- DIRECTIVE
Could you copy out the rows below, from the first one through the line containing "cell-type: за место [98, 239, 168, 285]", both included, character for character?

··· INPUT ROWS

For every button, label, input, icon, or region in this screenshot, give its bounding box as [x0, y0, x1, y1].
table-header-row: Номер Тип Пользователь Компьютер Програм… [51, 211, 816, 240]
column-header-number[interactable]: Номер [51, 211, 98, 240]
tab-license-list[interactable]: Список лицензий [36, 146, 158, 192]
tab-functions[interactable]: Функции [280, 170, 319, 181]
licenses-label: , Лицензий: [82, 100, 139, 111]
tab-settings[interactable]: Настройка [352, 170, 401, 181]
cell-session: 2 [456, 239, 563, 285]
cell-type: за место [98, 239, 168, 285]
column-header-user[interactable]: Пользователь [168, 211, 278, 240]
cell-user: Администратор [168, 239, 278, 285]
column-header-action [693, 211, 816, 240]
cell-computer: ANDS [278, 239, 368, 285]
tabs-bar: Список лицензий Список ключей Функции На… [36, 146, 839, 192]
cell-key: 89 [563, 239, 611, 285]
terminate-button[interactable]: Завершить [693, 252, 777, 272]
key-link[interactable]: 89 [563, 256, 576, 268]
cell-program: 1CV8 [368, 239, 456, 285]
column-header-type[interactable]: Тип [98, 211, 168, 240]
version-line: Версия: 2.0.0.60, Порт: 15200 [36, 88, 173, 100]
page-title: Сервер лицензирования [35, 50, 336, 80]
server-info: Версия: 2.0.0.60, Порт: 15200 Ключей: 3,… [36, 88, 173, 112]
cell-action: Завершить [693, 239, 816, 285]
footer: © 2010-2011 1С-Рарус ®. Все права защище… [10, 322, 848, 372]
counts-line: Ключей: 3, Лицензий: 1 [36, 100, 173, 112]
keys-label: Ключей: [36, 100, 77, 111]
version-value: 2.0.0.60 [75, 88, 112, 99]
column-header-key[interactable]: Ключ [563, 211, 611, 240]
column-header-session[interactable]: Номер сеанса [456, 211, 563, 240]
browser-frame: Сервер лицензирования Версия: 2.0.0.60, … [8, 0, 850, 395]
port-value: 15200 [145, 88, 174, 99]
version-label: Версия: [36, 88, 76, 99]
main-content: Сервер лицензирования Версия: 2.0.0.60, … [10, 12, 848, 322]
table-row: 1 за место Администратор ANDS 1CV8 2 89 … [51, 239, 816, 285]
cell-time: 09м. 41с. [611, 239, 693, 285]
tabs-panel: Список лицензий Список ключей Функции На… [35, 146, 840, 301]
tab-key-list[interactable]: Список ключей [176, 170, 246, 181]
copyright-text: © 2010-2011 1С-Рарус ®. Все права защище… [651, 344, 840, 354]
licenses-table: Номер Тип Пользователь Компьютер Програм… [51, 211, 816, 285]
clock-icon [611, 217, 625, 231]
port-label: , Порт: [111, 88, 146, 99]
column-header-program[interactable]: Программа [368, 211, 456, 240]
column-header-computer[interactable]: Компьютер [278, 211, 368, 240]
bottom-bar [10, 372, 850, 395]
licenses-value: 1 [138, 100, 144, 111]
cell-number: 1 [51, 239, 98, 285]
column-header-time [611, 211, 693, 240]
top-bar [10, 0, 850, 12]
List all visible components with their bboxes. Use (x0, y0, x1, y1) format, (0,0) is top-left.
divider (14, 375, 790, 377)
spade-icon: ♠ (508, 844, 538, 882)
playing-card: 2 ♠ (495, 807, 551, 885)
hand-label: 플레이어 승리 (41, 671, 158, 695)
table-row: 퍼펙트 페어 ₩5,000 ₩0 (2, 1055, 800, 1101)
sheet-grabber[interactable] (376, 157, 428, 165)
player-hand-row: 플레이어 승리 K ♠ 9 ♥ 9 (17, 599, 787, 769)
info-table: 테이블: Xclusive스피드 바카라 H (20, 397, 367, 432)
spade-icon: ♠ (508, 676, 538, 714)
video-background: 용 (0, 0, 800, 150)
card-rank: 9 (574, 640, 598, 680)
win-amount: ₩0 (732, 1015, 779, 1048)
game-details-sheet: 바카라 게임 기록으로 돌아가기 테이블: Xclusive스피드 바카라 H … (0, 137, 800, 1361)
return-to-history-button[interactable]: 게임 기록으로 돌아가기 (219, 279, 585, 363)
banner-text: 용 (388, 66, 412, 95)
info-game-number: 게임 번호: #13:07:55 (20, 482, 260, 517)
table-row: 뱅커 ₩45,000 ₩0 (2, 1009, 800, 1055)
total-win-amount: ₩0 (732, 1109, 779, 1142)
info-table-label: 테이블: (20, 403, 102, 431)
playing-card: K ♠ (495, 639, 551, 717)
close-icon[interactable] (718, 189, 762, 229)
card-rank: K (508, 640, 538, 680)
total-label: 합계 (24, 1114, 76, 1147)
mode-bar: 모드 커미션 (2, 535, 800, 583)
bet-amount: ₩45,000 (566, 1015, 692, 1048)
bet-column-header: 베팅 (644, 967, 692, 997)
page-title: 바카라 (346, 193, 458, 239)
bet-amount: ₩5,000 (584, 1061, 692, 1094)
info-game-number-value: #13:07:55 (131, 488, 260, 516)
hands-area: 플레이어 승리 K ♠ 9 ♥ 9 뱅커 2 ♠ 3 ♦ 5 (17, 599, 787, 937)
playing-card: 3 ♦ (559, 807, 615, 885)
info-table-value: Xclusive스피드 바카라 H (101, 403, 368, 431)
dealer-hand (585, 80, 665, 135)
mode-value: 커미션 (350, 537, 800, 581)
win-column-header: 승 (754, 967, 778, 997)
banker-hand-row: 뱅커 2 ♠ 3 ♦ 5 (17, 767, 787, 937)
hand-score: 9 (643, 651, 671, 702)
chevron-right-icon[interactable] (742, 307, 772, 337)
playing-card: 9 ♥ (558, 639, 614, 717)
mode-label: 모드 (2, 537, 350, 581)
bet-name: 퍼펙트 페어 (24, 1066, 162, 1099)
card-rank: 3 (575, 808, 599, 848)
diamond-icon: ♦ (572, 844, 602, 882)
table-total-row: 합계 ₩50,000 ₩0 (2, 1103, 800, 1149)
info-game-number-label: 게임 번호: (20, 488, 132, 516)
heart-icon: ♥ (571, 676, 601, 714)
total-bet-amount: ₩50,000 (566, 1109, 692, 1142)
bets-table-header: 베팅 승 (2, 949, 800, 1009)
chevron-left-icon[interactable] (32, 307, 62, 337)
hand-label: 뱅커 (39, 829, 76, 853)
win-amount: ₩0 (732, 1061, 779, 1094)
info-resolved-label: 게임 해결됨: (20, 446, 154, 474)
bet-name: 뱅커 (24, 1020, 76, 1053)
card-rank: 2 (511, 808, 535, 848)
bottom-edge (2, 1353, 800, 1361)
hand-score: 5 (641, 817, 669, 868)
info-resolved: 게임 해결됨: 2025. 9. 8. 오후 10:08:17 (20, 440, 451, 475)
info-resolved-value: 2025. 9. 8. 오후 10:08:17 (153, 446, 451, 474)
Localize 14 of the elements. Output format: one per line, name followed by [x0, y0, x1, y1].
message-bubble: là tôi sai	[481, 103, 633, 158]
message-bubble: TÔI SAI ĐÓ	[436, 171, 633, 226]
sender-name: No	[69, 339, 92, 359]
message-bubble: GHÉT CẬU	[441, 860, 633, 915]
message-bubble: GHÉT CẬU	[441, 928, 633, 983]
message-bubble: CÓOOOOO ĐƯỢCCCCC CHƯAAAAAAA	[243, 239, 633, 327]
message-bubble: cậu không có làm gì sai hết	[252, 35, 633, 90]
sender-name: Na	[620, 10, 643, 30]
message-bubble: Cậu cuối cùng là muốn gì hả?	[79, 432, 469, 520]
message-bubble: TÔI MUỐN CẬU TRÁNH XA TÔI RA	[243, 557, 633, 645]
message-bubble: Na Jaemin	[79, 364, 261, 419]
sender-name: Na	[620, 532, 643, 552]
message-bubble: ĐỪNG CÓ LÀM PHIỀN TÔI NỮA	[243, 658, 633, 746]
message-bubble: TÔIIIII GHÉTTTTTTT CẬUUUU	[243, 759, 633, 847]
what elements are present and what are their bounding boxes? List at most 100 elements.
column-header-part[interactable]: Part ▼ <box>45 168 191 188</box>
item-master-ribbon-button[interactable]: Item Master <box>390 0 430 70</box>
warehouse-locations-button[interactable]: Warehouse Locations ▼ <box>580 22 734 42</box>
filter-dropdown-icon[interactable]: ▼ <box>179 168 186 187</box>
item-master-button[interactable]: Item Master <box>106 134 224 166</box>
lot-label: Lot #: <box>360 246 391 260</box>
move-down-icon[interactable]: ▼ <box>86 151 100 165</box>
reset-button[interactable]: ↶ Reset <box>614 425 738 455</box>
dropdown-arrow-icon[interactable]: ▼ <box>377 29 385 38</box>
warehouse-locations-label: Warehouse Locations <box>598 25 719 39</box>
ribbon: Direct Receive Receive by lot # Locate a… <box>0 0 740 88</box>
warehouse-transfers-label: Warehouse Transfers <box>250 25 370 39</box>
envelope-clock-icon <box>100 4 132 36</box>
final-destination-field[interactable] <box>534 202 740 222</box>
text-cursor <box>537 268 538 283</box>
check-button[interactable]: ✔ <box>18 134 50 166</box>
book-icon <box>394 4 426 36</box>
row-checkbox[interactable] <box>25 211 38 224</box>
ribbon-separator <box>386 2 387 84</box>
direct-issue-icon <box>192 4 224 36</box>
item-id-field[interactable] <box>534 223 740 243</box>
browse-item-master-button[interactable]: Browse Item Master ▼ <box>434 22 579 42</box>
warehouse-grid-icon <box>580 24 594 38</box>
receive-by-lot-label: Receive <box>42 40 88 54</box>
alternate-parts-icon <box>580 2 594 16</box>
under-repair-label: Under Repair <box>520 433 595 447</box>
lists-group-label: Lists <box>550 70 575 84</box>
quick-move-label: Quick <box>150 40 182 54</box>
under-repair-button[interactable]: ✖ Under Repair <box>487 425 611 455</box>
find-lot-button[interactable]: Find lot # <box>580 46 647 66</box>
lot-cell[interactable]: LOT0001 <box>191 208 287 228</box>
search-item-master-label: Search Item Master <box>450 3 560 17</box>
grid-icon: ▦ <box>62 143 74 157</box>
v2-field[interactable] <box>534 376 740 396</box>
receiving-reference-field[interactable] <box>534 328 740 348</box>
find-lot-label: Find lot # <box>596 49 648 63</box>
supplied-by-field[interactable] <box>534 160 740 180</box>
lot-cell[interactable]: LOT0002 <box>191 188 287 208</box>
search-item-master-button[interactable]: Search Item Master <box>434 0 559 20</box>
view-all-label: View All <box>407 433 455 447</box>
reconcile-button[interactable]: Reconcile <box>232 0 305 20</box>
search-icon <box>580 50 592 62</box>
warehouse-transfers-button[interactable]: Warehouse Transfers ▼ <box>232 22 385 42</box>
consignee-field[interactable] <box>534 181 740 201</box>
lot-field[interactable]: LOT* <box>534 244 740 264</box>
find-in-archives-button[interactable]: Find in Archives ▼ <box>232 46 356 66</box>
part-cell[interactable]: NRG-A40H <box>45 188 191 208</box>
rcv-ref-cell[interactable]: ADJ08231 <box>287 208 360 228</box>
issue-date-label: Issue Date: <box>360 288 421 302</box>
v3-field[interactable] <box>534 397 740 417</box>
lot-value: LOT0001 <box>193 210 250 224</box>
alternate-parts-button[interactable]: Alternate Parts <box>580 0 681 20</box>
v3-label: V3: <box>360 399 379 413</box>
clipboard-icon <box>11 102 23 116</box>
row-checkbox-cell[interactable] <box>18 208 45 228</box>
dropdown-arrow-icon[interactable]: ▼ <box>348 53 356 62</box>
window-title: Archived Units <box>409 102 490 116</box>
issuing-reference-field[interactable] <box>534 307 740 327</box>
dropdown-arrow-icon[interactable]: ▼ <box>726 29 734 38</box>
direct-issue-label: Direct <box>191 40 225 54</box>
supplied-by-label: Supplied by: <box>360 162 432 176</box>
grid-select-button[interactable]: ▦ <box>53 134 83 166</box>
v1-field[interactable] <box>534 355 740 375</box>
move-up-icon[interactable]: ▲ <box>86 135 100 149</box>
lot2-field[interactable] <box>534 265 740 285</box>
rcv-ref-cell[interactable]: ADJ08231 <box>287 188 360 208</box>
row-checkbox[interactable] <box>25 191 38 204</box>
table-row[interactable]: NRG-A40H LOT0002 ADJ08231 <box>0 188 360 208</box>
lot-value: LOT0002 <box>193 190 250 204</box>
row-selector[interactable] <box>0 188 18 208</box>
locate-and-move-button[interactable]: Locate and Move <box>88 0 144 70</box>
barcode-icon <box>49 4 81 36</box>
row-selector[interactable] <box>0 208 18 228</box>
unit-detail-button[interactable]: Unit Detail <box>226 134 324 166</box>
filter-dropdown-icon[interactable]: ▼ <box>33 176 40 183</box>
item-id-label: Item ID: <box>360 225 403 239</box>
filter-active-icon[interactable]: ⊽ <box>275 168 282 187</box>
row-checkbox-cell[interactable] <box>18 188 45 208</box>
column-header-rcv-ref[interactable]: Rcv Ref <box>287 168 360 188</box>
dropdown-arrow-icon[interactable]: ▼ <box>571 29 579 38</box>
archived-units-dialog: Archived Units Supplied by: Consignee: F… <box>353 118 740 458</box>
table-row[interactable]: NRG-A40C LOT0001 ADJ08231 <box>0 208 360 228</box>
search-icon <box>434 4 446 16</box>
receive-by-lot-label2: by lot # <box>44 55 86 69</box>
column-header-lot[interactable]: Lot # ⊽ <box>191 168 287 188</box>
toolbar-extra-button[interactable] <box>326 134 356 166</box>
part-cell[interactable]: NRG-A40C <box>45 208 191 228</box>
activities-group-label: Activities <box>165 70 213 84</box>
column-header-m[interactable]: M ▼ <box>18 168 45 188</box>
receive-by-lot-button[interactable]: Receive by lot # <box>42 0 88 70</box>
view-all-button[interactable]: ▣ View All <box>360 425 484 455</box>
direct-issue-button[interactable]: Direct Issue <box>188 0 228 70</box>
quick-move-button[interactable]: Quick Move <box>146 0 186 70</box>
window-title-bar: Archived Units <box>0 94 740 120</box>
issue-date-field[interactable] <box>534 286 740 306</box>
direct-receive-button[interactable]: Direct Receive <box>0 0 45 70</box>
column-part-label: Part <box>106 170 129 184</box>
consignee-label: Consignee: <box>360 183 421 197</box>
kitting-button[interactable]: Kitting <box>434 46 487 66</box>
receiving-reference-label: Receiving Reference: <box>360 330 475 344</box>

······

- EXERCISE RESULT
For every button, label, input, icon, or region in this screenshot, give its bounding box as [x0, y0, x1, y1].
table-header-row: Номер Тип Пользователь Компьютер Програм… [51, 211, 816, 240]
column-header-number[interactable]: Номер [51, 211, 98, 240]
tab-license-list[interactable]: Список лицензий [36, 146, 158, 192]
tab-functions[interactable]: Функции [280, 170, 319, 181]
licenses-label: , Лицензий: [82, 100, 139, 111]
tab-settings[interactable]: Настройка [352, 170, 401, 181]
cell-session: 2 [456, 239, 563, 285]
cell-type: за место [98, 239, 168, 285]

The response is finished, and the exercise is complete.